• _Objective_:
Look for "GELP" in each line of the entries, and return the matching lines.

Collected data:
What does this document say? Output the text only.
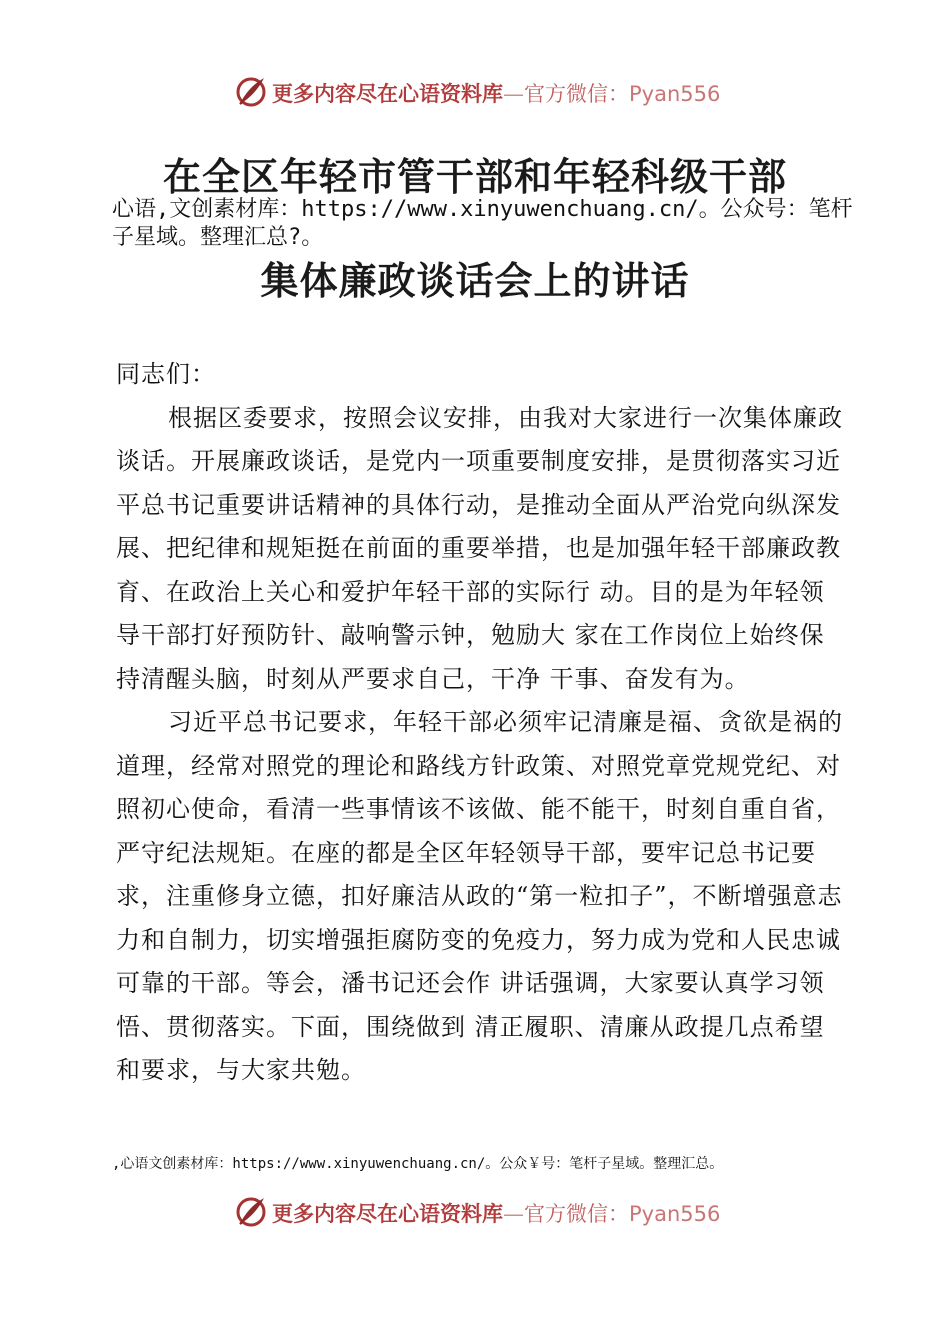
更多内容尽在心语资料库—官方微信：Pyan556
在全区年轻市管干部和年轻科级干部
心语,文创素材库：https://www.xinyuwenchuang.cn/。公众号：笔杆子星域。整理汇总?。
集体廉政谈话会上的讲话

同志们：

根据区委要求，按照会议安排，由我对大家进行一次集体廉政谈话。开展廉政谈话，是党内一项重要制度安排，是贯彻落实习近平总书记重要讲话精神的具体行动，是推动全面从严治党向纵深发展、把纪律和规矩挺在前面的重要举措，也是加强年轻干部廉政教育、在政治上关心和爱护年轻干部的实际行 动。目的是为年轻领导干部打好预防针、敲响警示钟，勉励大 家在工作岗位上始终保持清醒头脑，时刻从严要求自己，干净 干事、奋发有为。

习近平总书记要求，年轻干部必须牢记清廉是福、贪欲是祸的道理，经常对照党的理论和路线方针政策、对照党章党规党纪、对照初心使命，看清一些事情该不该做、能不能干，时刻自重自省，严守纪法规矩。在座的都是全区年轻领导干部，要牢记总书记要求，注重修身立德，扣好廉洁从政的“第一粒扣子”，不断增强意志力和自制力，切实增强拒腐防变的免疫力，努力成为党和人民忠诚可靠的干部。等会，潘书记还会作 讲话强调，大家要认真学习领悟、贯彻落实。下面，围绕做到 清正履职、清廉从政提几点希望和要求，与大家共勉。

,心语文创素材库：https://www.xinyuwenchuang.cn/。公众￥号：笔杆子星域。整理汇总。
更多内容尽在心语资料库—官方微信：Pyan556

* * *

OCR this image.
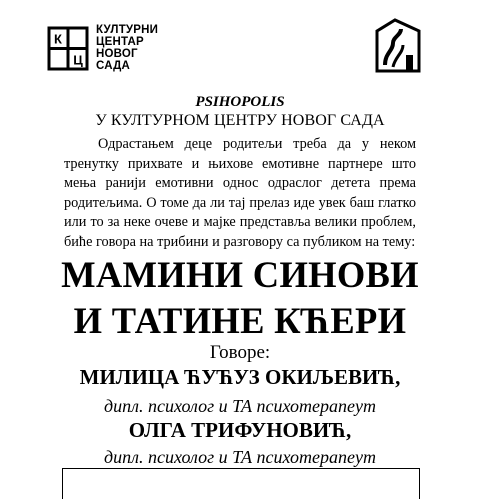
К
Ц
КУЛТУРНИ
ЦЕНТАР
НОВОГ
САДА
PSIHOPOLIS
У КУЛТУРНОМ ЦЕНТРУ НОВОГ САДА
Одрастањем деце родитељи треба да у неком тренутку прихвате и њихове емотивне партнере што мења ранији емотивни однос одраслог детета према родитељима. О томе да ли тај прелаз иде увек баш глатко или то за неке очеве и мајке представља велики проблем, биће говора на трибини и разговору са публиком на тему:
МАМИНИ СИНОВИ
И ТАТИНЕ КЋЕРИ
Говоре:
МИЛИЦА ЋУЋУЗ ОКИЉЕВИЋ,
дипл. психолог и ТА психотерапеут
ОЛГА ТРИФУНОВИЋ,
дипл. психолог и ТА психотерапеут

==

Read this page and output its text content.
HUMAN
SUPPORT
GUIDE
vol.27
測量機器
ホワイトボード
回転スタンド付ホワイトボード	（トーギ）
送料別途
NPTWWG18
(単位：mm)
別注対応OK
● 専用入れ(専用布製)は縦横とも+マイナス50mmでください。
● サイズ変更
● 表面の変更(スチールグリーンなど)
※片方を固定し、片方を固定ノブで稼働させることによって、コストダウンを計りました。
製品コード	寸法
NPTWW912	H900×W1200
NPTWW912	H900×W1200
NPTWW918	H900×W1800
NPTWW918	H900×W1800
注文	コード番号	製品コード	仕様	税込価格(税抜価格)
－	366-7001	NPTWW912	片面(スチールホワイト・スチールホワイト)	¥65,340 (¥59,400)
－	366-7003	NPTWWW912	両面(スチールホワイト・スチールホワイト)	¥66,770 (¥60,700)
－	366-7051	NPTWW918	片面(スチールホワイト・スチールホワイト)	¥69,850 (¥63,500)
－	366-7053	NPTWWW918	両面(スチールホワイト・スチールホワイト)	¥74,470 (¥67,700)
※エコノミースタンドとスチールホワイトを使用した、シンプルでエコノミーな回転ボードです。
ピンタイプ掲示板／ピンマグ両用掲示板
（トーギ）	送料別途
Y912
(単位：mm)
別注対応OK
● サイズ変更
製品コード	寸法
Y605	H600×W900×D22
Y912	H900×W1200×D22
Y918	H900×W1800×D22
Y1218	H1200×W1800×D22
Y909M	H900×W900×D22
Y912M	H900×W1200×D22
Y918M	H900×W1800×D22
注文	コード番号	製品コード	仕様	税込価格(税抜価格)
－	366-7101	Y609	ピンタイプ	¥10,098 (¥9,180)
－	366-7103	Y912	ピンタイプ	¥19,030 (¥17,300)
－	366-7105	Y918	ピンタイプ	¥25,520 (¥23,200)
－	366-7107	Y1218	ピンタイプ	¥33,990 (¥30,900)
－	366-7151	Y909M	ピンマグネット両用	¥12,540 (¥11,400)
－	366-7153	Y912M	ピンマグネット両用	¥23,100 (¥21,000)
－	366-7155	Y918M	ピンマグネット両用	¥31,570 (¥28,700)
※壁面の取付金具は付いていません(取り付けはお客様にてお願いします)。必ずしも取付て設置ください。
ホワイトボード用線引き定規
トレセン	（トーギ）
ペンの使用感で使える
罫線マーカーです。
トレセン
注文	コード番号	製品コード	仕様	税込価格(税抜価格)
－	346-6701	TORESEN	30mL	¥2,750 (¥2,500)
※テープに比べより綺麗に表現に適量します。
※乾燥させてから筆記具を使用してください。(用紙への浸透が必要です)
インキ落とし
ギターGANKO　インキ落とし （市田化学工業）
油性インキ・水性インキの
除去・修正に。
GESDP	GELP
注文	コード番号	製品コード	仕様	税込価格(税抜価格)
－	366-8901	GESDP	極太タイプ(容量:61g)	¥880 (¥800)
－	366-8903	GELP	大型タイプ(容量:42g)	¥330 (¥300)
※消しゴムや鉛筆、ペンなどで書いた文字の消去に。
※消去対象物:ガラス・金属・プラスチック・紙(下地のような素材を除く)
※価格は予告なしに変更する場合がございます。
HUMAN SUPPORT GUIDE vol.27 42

• _Solution_:
GESDP	GELP
－	366-8903	GELP	大型タイプ(容量:42g)	¥330 (¥300)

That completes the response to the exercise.